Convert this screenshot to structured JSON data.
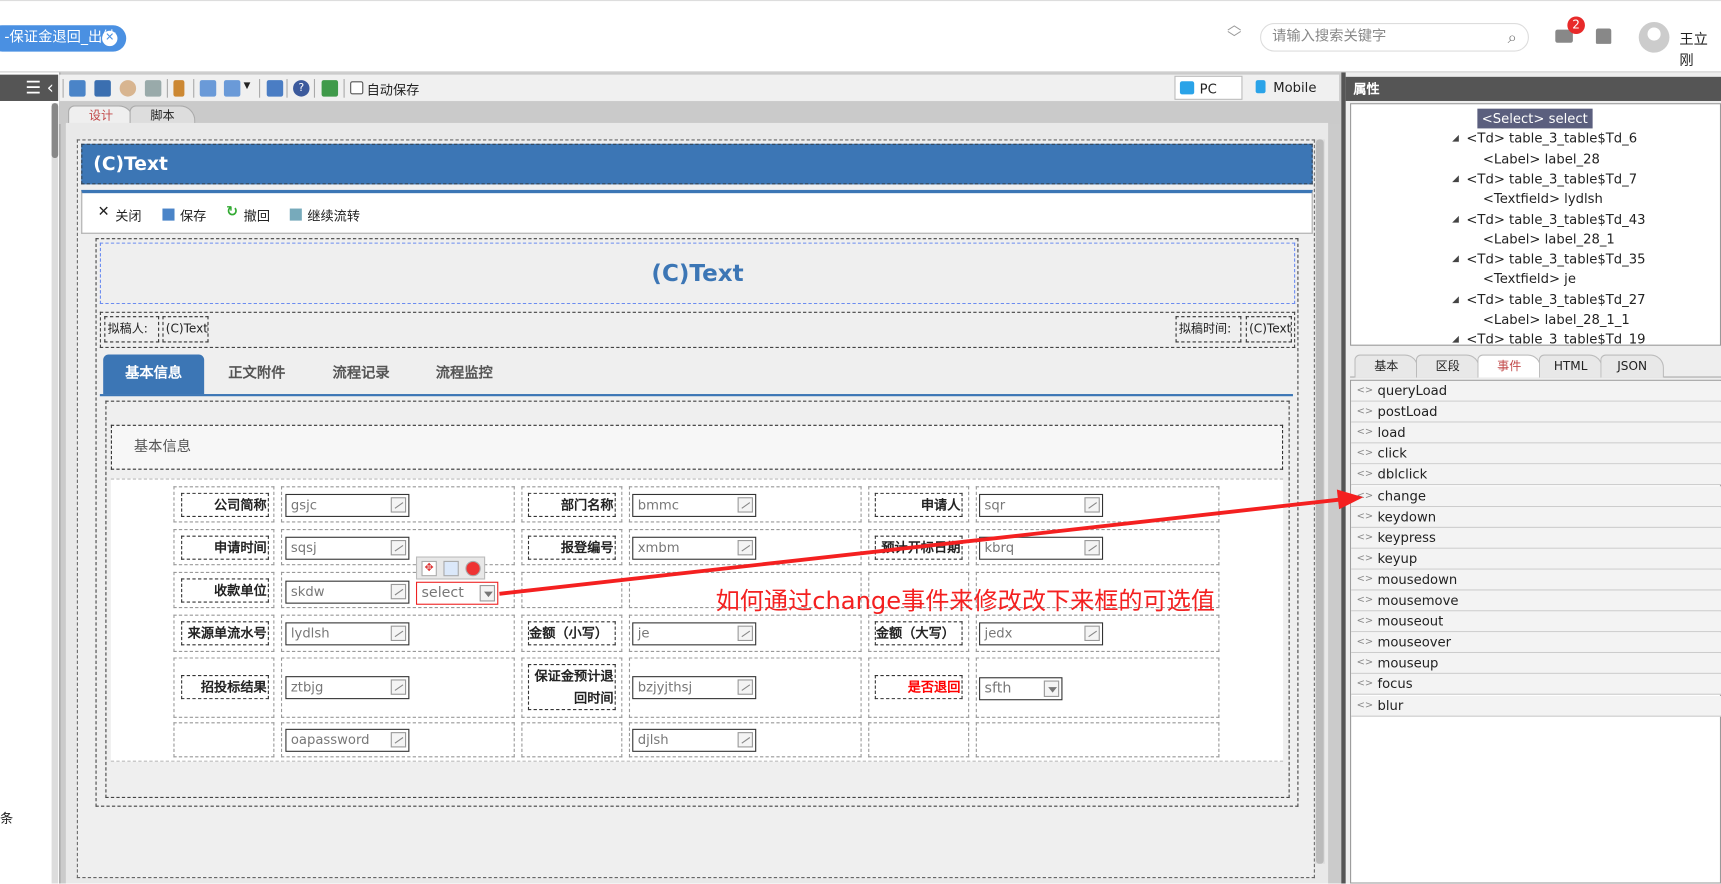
{
  "header": {
    "open_tab": "-保证金退回_出纳",
    "search_placeholder": "请输入搜索关键字",
    "notification_count": "2",
    "user_name": "王立刚"
  },
  "sidebar": {
    "partial_text": "条"
  },
  "toolbar": {
    "autosave_label": "自动保存",
    "device_pc": "PC",
    "device_mobile": "Mobile"
  },
  "designer_tabs": [
    "设计",
    "脚本"
  ],
  "form": {
    "header_title": "(C)Text",
    "actions": [
      "关闭",
      "保存",
      "撤回",
      "继续流转"
    ],
    "title": "(C)Text",
    "drafter_label": "拟稿人:",
    "drafter_value": "(C)Text",
    "draft_time_label": "拟稿时间:",
    "draft_time_value": "(C)Text",
    "tabs": [
      "基本信息",
      "正文附件",
      "流程记录",
      "流程监控"
    ],
    "section_title": "基本信息",
    "fields": {
      "gsjc_label": "公司简称",
      "gsjc": "gsjc",
      "bmmc_label": "部门名称",
      "bmmc": "bmmc",
      "sqr_label": "申请人",
      "sqr": "sqr",
      "sqsj_label": "申请时间",
      "sqsj": "sqsj",
      "xmbm_label": "报登编号",
      "xmbm": "xmbm",
      "kbrq_label": "预计开标日期",
      "kbrq": "kbrq",
      "skdw_label": "收款单位",
      "skdw": "skdw",
      "select": "select",
      "lydlsh_label": "来源单流水号",
      "lydlsh": "lydlsh",
      "je_label": "金额（小写）",
      "je": "je",
      "jedx_label": "金额（大写）",
      "jedx": "jedx",
      "ztbjg_label": "招投标结果",
      "ztbjg": "ztbjg",
      "bzjyjthsj_label_1": "保证金预计退",
      "bzjyjthsj_label_2": "回时间",
      "bzjyjthsj": "bzjyjthsj",
      "sfth_label": "是否退回",
      "sfth": "sfth",
      "oapassword": "oapassword",
      "djlsh": "djlsh"
    }
  },
  "annotation": {
    "text": "如何通过change事件来修改改下来框的可选值",
    "color": "#f42020"
  },
  "properties": {
    "title": "属性",
    "tree": [
      {
        "text": "<Select> select",
        "selected": true,
        "level": 2
      },
      {
        "text": "<Td> table_3_table$Td_6",
        "level": 1
      },
      {
        "text": "<Label> label_28",
        "level": 2
      },
      {
        "text": "<Td> table_3_table$Td_7",
        "level": 1
      },
      {
        "text": "<Textfield> lydlsh",
        "level": 2
      },
      {
        "text": "<Td> table_3_table$Td_43",
        "level": 1
      },
      {
        "text": "<Label> label_28_1",
        "level": 2
      },
      {
        "text": "<Td> table_3_table$Td_35",
        "level": 1
      },
      {
        "text": "<Textfield> je",
        "level": 2
      },
      {
        "text": "<Td> table_3_table$Td_27",
        "level": 1
      },
      {
        "text": "<Label> label_28_1_1",
        "level": 2
      },
      {
        "text": "<Td> table_3_table$Td_19",
        "level": 1
      }
    ],
    "tabs": [
      "基本",
      "区段",
      "事件",
      "HTML",
      "JSON"
    ],
    "active_tab": "事件",
    "events": [
      "queryLoad",
      "postLoad",
      "load",
      "click",
      "dblclick",
      "change",
      "keydown",
      "keypress",
      "keyup",
      "mousedown",
      "mousemove",
      "mouseout",
      "mouseover",
      "mouseup",
      "focus",
      "blur"
    ]
  },
  "colors": {
    "accent": "#3c76b5",
    "tab_pill": "#4a90e2",
    "panel_header": "#555555"
  }
}
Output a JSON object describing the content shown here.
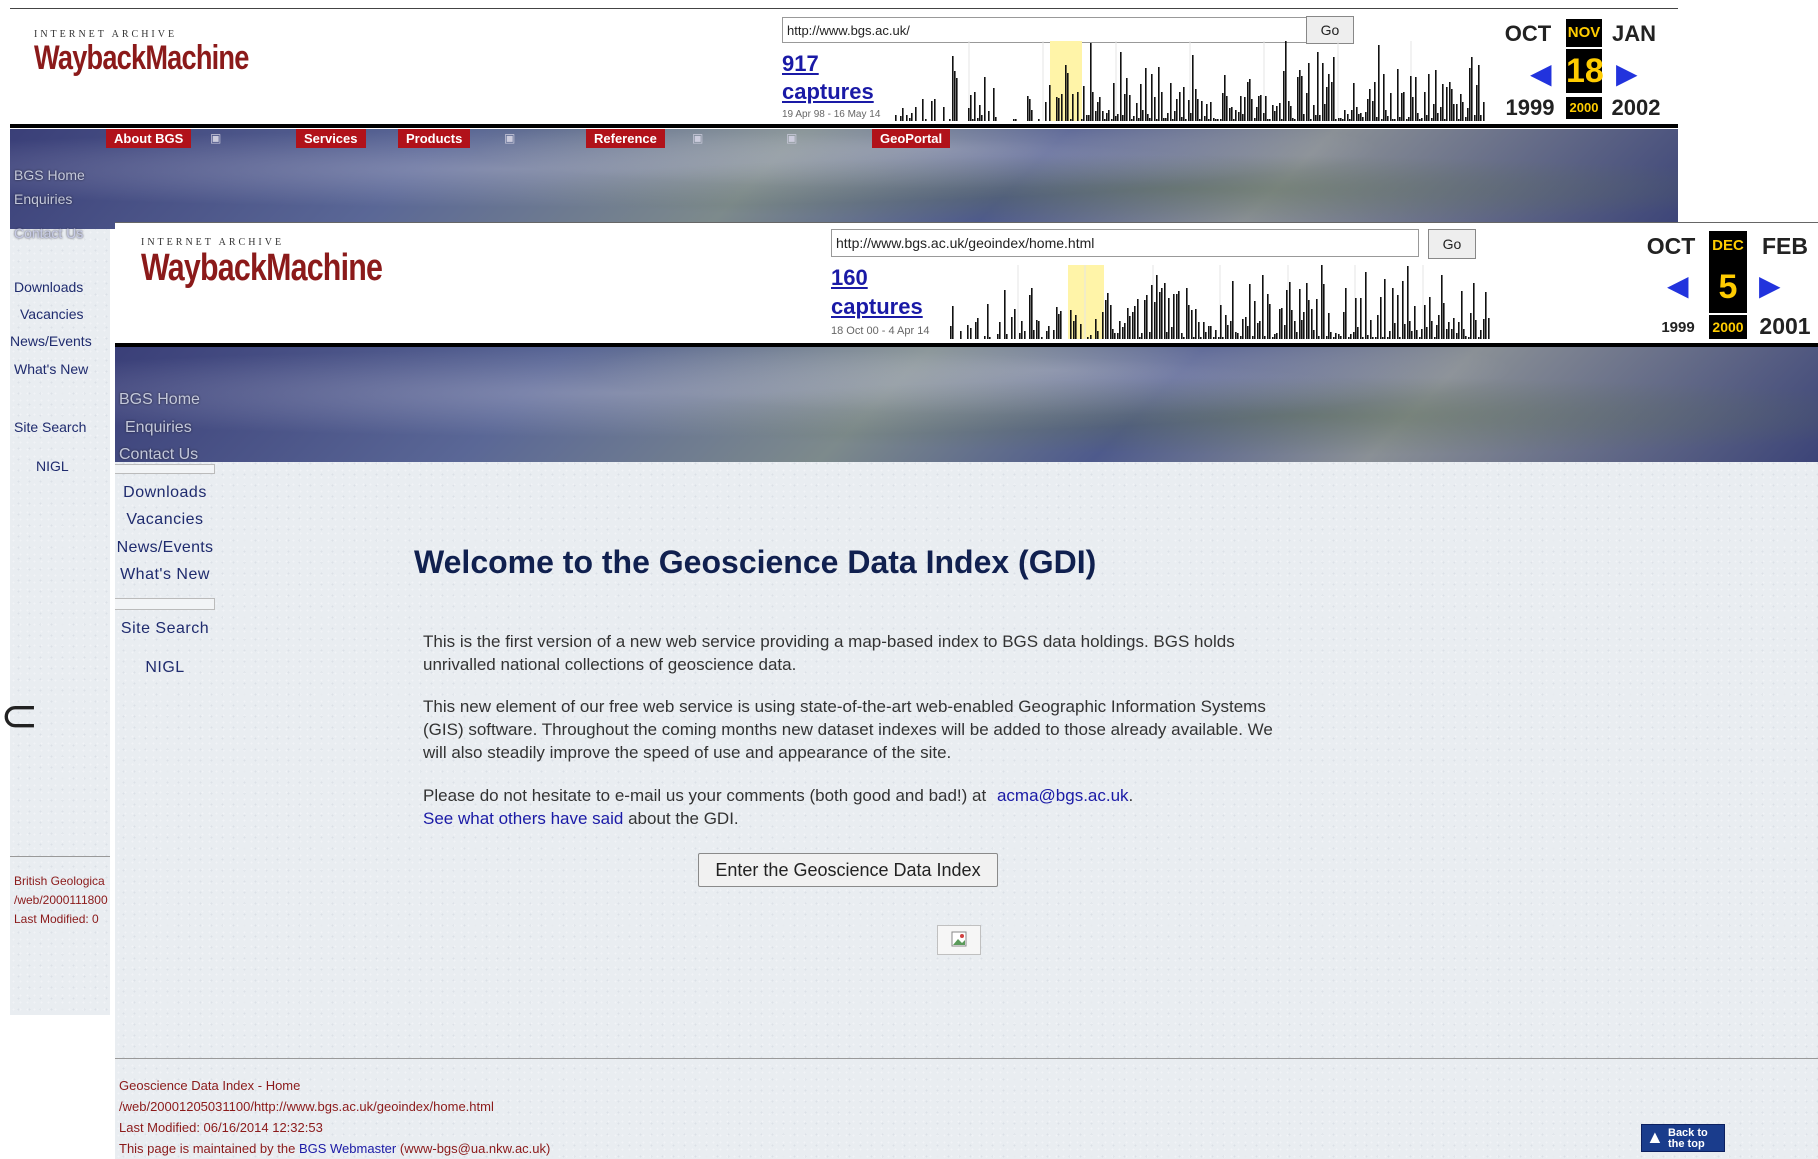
{
  "back_wayback": {
    "logo_top": "INTERNET ARCHIVE",
    "logo_main": "WaybackMachine",
    "url": "http://www.bgs.ac.uk/",
    "go": "Go",
    "captures_count": "917",
    "captures_word": "captures",
    "range": "19 Apr 98 - 16 May 14",
    "months": [
      "OCT",
      "NOV",
      "JAN"
    ],
    "day": "18",
    "years": [
      "1999",
      "2000",
      "2002"
    ]
  },
  "back_nav": [
    "About BGS",
    "Services",
    "Products",
    "Reference",
    "GeoPortal"
  ],
  "back_side_ghost": [
    "BGS Home",
    "Enquiries",
    "Contact Us"
  ],
  "back_side_links": [
    "Downloads",
    "Vacancies",
    "News/Events",
    "What's New",
    "Site Search",
    "NIGL"
  ],
  "back_footer": [
    "British Geologica",
    "/web/2000111800",
    "Last Modified: 0"
  ],
  "front_wayback": {
    "logo_top": "INTERNET ARCHIVE",
    "logo_main": "WaybackMachine",
    "url": "http://www.bgs.ac.uk/geoindex/home.html",
    "go": "Go",
    "captures_count": "160",
    "captures_word": "captures",
    "range": "18 Oct 00 - 4 Apr 14",
    "months": [
      "OCT",
      "DEC",
      "FEB"
    ],
    "day": "5",
    "years": [
      "1999",
      "2000",
      "2001"
    ]
  },
  "front_side_ghost": [
    "BGS Home",
    "Enquiries",
    "Contact Us"
  ],
  "front_side_links": [
    "Downloads",
    "Vacancies",
    "News/Events",
    "What's New",
    "Site Search",
    "NIGL"
  ],
  "main": {
    "title": "Welcome to the Geoscience Data Index (GDI)",
    "p1": "This is the first version of a new web service providing a map-based index to BGS data holdings. BGS holds unrivalled national collections of geoscience data.",
    "p2": "This new element of our free web service is using state-of-the-art web-enabled Geographic Information Systems (GIS) software. Throughout the coming months new dataset indexes will be added to those already available. We will also steadily improve the speed of use and appearance of the site.",
    "p3_before": "Please do not hesitate to e-mail us your comments (both good and bad!) at",
    "p3_email": "acma@bgs.ac.uk",
    "p3_after": ".",
    "p4_link": "See what others have said",
    "p4_after": "about the GDI.",
    "enter_button": "Enter the Geoscience Data Index"
  },
  "footer": {
    "line1": "Geoscience Data Index - Home",
    "line2": "/web/20001205031100/http://www.bgs.ac.uk/geoindex/home.html",
    "line3": "Last Modified: 06/16/2014 12:32:53",
    "line4_before": "This page is maintained by the",
    "line4_link": "BGS Webmaster",
    "line4_after": "(www-bgs@ua.nkw.ac.uk)",
    "back_to_top": "Back to the top"
  }
}
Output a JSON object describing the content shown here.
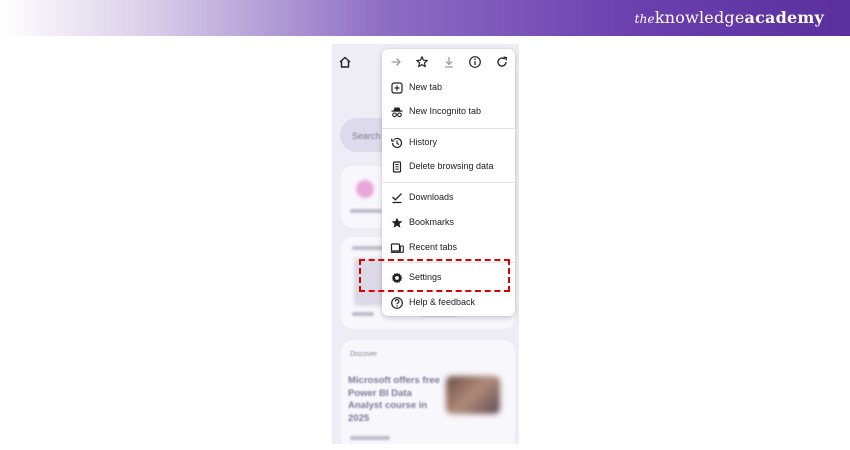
{
  "brand": {
    "prefix": "the",
    "name_light": "knowledge",
    "name_bold": "academy"
  },
  "background": {
    "search_placeholder": "Search",
    "discover_label": "Discover",
    "article_title": "Microsoft offers free Power BI Data Analyst course in 2025"
  },
  "menu": {
    "toolbar": [
      {
        "icon": "forward-arrow-icon",
        "enabled": false
      },
      {
        "icon": "bookmark-star-icon",
        "enabled": true
      },
      {
        "icon": "download-icon",
        "enabled": false
      },
      {
        "icon": "page-info-icon",
        "enabled": true
      },
      {
        "icon": "refresh-icon",
        "enabled": true
      }
    ],
    "items": [
      {
        "label": "New tab",
        "icon": "new-tab-icon"
      },
      {
        "label": "New Incognito tab",
        "icon": "incognito-icon"
      },
      {
        "label": "History",
        "icon": "history-icon"
      },
      {
        "label": "Delete browsing data",
        "icon": "trash-icon"
      },
      {
        "label": "Downloads",
        "icon": "downloads-check-icon"
      },
      {
        "label": "Bookmarks",
        "icon": "star-icon"
      },
      {
        "label": "Recent tabs",
        "icon": "recent-tabs-icon"
      },
      {
        "label": "Settings",
        "icon": "gear-icon"
      },
      {
        "label": "Help & feedback",
        "icon": "help-icon"
      }
    ]
  },
  "colors": {
    "highlight": "#e00000",
    "banner": "#5a2f9e"
  }
}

________

→ EXERCISE PROMPT
Transcribe the material exactly, leaving every picture out.

→ REPLY TO THE EXERCISE
Convert this screenshot to structured JSON data.
{
  "header": {
    "open_tab": "-保证金退回_出纳",
    "search_placeholder": "请输入搜索关键字",
    "notification_count": "2",
    "user_name": "王立刚"
  },
  "sidebar": {
    "partial_text": "条"
  },
  "toolbar": {
    "autosave_label": "自动保存",
    "device_pc": "PC",
    "device_mobile": "Mobile"
  },
  "designer_tabs": [
    "设计",
    "脚本"
  ],
  "form": {
    "header_title": "(C)Text",
    "actions": [
      "关闭",
      "保存",
      "撤回",
      "继续流转"
    ],
    "title": "(C)Text",
    "drafter_label": "拟稿人:",
    "drafter_value": "(C)Text",
    "draft_time_label": "拟稿时间:",
    "draft_time_value": "(C)Text",
    "tabs": [
      "基本信息",
      "正文附件",
      "流程记录",
      "流程监控"
    ],
    "section_title": "基本信息",
    "fields": {
      "gsjc_label": "公司简称",
      "gsjc": "gsjc",
      "bmmc_label": "部门名称",
      "bmmc": "bmmc",
      "sqr_label": "申请人",
      "sqr": "sqr",
      "sqsj_label": "申请时间",
      "sqsj": "sqsj",
      "xmbm_label": "报登编号",
      "xmbm": "xmbm",
      "kbrq_label": "预计开标日期",
      "kbrq": "kbrq",
      "skdw_label": "收款单位",
      "skdw": "skdw",
      "select": "select",
      "lydlsh_label": "来源单流水号",
      "lydlsh": "lydlsh",
      "je_label": "金额（小写）",
      "je": "je",
      "jedx_label": "金额（大写）",
      "jedx": "jedx",
      "ztbjg_label": "招投标结果",
      "ztbjg": "ztbjg",
      "bzjyjthsj_label_1": "保证金预计退",
      "bzjyjthsj_label_2": "回时间",
      "bzjyjthsj": "bzjyjthsj",
      "sfth_label": "是否退回",
      "sfth": "sfth",
      "oapassword": "oapassword",
      "djlsh": "djlsh"
    }
  },
  "annotation": {
    "text": "如何通过change事件来修改改下来框的可选值",
    "color": "#f42020"
  },
  "properties": {
    "title": "属性",
    "tree": [
      {
        "text": "<Select> select",
        "selected": true,
        "level": 2
      },
      {
        "text": "<Td> table_3_table$Td_6",
        "level": 1
      },
      {
        "text": "<Label> label_28",
        "level": 2
      },
      {
        "text": "<Td> table_3_table$Td_7",
        "level": 1
      },
      {
        "text": "<Textfield> lydlsh",
        "level": 2
      },
      {
        "text": "<Td> table_3_table$Td_43",
        "level": 1
      },
      {
        "text": "<Label> label_28_1",
        "level": 2
      },
      {
        "text": "<Td> table_3_table$Td_35",
        "level": 1
      },
      {
        "text": "<Textfield> je",
        "level": 2
      },
      {
        "text": "<Td> table_3_table$Td_27",
        "level": 1
      },
      {
        "text": "<Label> label_28_1_1",
        "level": 2
      },
      {
        "text": "<Td> table_3_table$Td_19",
        "level": 1
      }
    ],
    "tabs": [
      "基本",
      "区段",
      "事件",
      "HTML",
      "JSON"
    ],
    "active_tab": "事件",
    "events": [
      "queryLoad",
      "postLoad",
      "load",
      "click",
      "dblclick",
      "change",
      "keydown",
      "keypress",
      "keyup",
      "mousedown",
      "mousemove",
      "mouseout",
      "mouseover",
      "mouseup",
      "focus",
      "blur"
    ]
  },
  "colors": {
    "accent": "#3c76b5",
    "tab_pill": "#4a90e2",
    "panel_header": "#555555"
  }
}
Output a JSON object describing the content shown here.
{
  "back_wayback": {
    "logo_top": "INTERNET ARCHIVE",
    "logo_main": "WaybackMachine",
    "url": "http://www.bgs.ac.uk/",
    "go": "Go",
    "captures_count": "917",
    "captures_word": "captures",
    "range": "19 Apr 98 - 16 May 14",
    "months": [
      "OCT",
      "NOV",
      "JAN"
    ],
    "day": "18",
    "years": [
      "1999",
      "2000",
      "2002"
    ]
  },
  "back_nav": [
    "About BGS",
    "Services",
    "Products",
    "Reference",
    "GeoPortal"
  ],
  "back_side_ghost": [
    "BGS Home",
    "Enquiries",
    "Contact Us"
  ],
  "back_side_links": [
    "Downloads",
    "Vacancies",
    "News/Events",
    "What's New",
    "Site Search",
    "NIGL"
  ],
  "back_footer": [
    "British Geologica",
    "/web/2000111800",
    "Last Modified: 0"
  ],
  "front_wayback": {
    "logo_top": "INTERNET ARCHIVE",
    "logo_main": "WaybackMachine",
    "url": "http://www.bgs.ac.uk/geoindex/home.html",
    "go": "Go",
    "captures_count": "160",
    "captures_word": "captures",
    "range": "18 Oct 00 - 4 Apr 14",
    "months": [
      "OCT",
      "DEC",
      "FEB"
    ],
    "day": "5",
    "years": [
      "1999",
      "2000",
      "2001"
    ]
  },
  "front_side_ghost": [
    "BGS Home",
    "Enquiries",
    "Contact Us"
  ],
  "front_side_links": [
    "Downloads",
    "Vacancies",
    "News/Events",
    "What's New",
    "Site Search",
    "NIGL"
  ],
  "main": {
    "title": "Welcome to the Geoscience Data Index (GDI)",
    "p1": "This is the first version of a new web service providing a map-based index to BGS data holdings. BGS holds unrivalled national collections of geoscience data.",
    "p2": "This new element of our free web service is using state-of-the-art web-enabled Geographic Information Systems (GIS) software. Throughout the coming months new dataset indexes will be added to those already available. We will also steadily improve the speed of use and appearance of the site.",
    "p3_before": "Please do not hesitate to e-mail us your comments (both good and bad!) at",
    "p3_email": "acma@bgs.ac.uk",
    "p3_after": ".",
    "p4_link": "See what others have said",
    "p4_after": "about the GDI.",
    "enter_button": "Enter the Geoscience Data Index"
  },
  "footer": {
    "line1": "Geoscience Data Index - Home",
    "line2": "/web/20001205031100/http://www.bgs.ac.uk/geoindex/home.html",
    "line3": "Last Modified: 06/16/2014 12:32:53",
    "line4_before": "This page is maintained by the",
    "line4_link": "BGS Webmaster",
    "line4_after": "(www-bgs@ua.nkw.ac.uk)",
    "back_to_top": "Back to the top"
  }
}
Output a JSON object describing the content shown here.
{
  "brand": {
    "prefix": "the",
    "name_light": "knowledge",
    "name_bold": "academy"
  },
  "background": {
    "search_placeholder": "Search",
    "discover_label": "Discover",
    "article_title": "Microsoft offers free Power BI Data Analyst course in 2025"
  },
  "menu": {
    "toolbar": [
      {
        "icon": "forward-arrow-icon",
        "enabled": false
      },
      {
        "icon": "bookmark-star-icon",
        "enabled": true
      },
      {
        "icon": "download-icon",
        "enabled": false
      },
      {
        "icon": "page-info-icon",
        "enabled": true
      },
      {
        "icon": "refresh-icon",
        "enabled": true
      }
    ],
    "items": [
      {
        "label": "New tab",
        "icon": "new-tab-icon"
      },
      {
        "label": "New Incognito tab",
        "icon": "incognito-icon"
      },
      {
        "label": "History",
        "icon": "history-icon"
      },
      {
        "label": "Delete browsing data",
        "icon": "trash-icon"
      },
      {
        "label": "Downloads",
        "icon": "downloads-check-icon"
      },
      {
        "label": "Bookmarks",
        "icon": "star-icon"
      },
      {
        "label": "Recent tabs",
        "icon": "recent-tabs-icon"
      },
      {
        "label": "Settings",
        "icon": "gear-icon"
      },
      {
        "label": "Help & feedback",
        "icon": "help-icon"
      }
    ]
  },
  "colors": {
    "highlight": "#e00000",
    "banner": "#5a2f9e"
  }
}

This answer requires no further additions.